Document text
Photo by Untapped Cities/Michelle Young
What’s on the (two-page!) NYC Ballot? 3 questions plus the chance to make history
It’s election time, New York!
Most of the candidate decisions were made during the primary in September, given that NYC overwhelmingly elects Democrats to city and state district seats. But surprises can still be had. It’s exciting and fun and thrilling to exercise your right to vote, even if you think your candidate will absolutely win, or absolutely not win.
At the district level, races are often won by tiny margins, so every vote does count.
First things first: Most voters in New York City will have TWO PAGE ballots on Election Day!
Some chaos is expected as voting operational procedures will have to change slightly (each page has to be separated and fed into the machine.)
We advise kindness to your poll workers, and well-moisturized hands to avoid paper cuts. God(dess) speed!
Who’s on the ballot?
On Tuesday, we also have the chance to make history, pretty much any way you slice it. The ballot slate itself is history making.
In 2013, Attorney General candidate Letitia James made history when she became the first Black woman elected to citywide office upon winning her election to become Public Advocate.
In September, she made history again as the first black woman to win a major party statewide nomination in New York.

Brief 1
Copy out the records starting from their first line and stopping after the line that contains "51, 78, 63]", keeping both of those lines.
The records below have no connection to the NYC ballot article.

Provided data
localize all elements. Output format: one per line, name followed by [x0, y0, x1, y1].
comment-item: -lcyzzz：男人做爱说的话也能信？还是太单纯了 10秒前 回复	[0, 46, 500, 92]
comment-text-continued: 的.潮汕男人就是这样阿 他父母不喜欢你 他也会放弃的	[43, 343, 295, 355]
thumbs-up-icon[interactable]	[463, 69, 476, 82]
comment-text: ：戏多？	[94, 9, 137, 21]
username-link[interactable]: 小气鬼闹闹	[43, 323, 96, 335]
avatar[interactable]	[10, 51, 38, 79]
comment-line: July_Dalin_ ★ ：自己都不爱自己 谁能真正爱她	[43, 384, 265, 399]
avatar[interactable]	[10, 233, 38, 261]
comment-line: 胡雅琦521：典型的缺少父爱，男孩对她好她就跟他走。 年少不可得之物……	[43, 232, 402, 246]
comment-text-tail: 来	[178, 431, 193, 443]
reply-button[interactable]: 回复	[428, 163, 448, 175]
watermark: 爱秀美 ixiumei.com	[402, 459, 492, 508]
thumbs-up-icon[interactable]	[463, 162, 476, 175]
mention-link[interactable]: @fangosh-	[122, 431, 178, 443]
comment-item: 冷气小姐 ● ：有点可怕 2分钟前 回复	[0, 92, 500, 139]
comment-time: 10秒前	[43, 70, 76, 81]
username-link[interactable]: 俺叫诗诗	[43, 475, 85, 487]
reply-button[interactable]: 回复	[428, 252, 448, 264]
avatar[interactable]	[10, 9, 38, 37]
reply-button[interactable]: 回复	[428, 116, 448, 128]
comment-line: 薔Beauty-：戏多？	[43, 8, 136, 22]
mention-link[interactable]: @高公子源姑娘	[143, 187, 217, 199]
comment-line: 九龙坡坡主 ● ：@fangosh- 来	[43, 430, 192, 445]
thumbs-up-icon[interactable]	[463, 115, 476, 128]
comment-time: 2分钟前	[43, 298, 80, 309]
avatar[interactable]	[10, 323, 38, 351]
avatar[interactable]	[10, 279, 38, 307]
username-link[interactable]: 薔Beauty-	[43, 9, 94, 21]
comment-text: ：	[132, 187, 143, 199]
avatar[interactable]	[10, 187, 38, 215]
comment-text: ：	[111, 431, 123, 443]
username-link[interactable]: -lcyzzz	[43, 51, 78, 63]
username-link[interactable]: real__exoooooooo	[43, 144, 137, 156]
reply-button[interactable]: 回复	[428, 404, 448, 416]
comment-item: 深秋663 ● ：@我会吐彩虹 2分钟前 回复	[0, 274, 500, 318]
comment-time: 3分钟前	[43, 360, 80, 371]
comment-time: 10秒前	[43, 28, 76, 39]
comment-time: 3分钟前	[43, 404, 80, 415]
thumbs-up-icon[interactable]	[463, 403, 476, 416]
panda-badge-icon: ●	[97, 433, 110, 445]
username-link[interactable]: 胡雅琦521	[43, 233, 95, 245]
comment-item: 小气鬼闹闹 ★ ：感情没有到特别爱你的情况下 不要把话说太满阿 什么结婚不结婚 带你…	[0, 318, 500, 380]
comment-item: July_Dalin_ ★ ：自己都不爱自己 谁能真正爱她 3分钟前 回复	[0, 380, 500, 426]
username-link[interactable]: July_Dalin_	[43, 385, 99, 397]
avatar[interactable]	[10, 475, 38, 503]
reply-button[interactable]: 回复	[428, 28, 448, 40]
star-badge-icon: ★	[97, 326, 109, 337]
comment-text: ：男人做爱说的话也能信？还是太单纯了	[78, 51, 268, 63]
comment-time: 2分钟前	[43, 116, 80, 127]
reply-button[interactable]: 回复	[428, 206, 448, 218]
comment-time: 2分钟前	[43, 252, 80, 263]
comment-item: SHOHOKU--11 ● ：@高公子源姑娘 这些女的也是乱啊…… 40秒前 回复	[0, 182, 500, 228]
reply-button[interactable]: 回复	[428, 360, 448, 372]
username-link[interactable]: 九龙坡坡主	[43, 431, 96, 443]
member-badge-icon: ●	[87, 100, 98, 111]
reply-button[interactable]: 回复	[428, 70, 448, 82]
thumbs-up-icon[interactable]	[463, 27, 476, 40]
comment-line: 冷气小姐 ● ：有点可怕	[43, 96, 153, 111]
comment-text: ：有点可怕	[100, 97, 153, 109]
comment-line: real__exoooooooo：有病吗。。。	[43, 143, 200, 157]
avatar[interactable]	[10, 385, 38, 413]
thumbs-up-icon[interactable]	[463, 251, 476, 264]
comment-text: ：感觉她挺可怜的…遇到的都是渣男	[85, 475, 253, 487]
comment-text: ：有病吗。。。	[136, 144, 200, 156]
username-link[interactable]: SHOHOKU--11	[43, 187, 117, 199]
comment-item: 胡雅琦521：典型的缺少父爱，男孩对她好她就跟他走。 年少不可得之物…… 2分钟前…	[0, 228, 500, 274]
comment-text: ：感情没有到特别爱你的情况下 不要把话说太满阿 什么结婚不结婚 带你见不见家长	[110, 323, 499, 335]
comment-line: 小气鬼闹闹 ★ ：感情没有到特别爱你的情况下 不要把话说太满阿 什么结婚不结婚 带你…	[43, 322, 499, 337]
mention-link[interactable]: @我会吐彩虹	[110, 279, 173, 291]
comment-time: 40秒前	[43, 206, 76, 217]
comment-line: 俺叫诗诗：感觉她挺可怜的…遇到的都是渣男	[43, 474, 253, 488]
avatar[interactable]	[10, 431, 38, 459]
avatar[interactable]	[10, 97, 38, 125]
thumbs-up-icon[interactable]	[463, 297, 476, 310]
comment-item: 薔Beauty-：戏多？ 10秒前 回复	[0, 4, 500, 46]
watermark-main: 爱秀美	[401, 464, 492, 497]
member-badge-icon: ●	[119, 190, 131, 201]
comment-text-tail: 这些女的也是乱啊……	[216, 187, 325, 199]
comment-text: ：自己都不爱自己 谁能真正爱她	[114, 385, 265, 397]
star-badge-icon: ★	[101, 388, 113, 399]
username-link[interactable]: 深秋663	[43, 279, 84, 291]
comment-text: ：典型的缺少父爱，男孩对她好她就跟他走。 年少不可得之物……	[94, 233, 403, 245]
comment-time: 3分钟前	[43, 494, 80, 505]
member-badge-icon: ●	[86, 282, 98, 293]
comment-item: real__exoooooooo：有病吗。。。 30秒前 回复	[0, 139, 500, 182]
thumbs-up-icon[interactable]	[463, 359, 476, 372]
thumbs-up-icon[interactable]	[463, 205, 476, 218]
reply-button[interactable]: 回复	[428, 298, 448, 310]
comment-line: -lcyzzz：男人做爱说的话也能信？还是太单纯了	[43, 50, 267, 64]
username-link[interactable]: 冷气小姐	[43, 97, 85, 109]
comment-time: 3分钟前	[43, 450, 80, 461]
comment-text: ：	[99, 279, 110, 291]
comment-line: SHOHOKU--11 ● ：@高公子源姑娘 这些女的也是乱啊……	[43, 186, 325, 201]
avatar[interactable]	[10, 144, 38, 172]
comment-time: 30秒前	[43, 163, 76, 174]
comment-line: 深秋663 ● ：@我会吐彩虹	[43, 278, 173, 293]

Brief 2
In the NYC ballot article, take the passage that starts with "Most of the" and ends with "on Election Day!", and write it out again with "district" changed to "local".

Full output 1
localize all elements. Output format: one per line, name followed by [x0, y0, x1, y1].
comment-item: -lcyzzz：男人做爱说的话也能信？还是太单纯了 10秒前 回复	[0, 46, 500, 92]
comment-text-continued: 的.潮汕男人就是这样阿 他父母不喜欢你 他也会放弃的	[43, 343, 295, 355]
thumbs-up-icon[interactable]	[463, 69, 476, 82]
comment-text: ：戏多？	[94, 9, 137, 21]
username-link[interactable]: 小气鬼闹闹	[43, 323, 96, 335]
avatar[interactable]	[10, 51, 38, 79]
comment-line: July_Dalin_ ★ ：自己都不爱自己 谁能真正爱她	[43, 384, 265, 399]
avatar[interactable]	[10, 233, 38, 261]
comment-line: 胡雅琦521：典型的缺少父爱，男孩对她好她就跟他走。 年少不可得之物……	[43, 232, 402, 246]
comment-text-tail: 来	[178, 431, 193, 443]
reply-button[interactable]: 回复	[428, 163, 448, 175]
watermark: 爱秀美 ixiumei.com	[402, 459, 492, 508]
thumbs-up-icon[interactable]	[463, 162, 476, 175]
mention-link[interactable]: @fangosh-	[122, 431, 178, 443]
comment-item: 冷气小姐 ● ：有点可怕 2分钟前 回复	[0, 92, 500, 139]
comment-time: 10秒前	[43, 70, 76, 81]
username-link[interactable]: 俺叫诗诗	[43, 475, 85, 487]
reply-button[interactable]: 回复	[428, 252, 448, 264]
avatar[interactable]	[10, 9, 38, 37]
reply-button[interactable]: 回复	[428, 116, 448, 128]
comment-line: 薔Beauty-：戏多？	[43, 8, 136, 22]
mention-link[interactable]: @高公子源姑娘	[143, 187, 217, 199]
comment-line: 九龙坡坡主 ● ：@fangosh- 来	[43, 430, 192, 445]
thumbs-up-icon[interactable]	[463, 115, 476, 128]
comment-time: 2分钟前	[43, 298, 80, 309]
avatar[interactable]	[10, 323, 38, 351]
avatar[interactable]	[10, 279, 38, 307]
username-link[interactable]: 薔Beauty-	[43, 9, 94, 21]
comment-text: ：	[132, 187, 143, 199]
avatar[interactable]	[10, 187, 38, 215]
comment-text: ：	[111, 431, 123, 443]
username-link[interactable]: -lcyzzz	[43, 51, 78, 63]

Full output 2
Most of the candidate decisions were made during the primary in September, given that NYC overwhelmingly elects Democrats to city and state local seats. But surprises can still be had. It’s exciting and fun and thrilling to exercise your right to vote, even if you think your candidate will absolutely win, or absolutely not win.
At the local level, races are often won by tiny margins, so every vote does count.
First things first: Most voters in New York City will have TWO PAGE ballots on Election Day!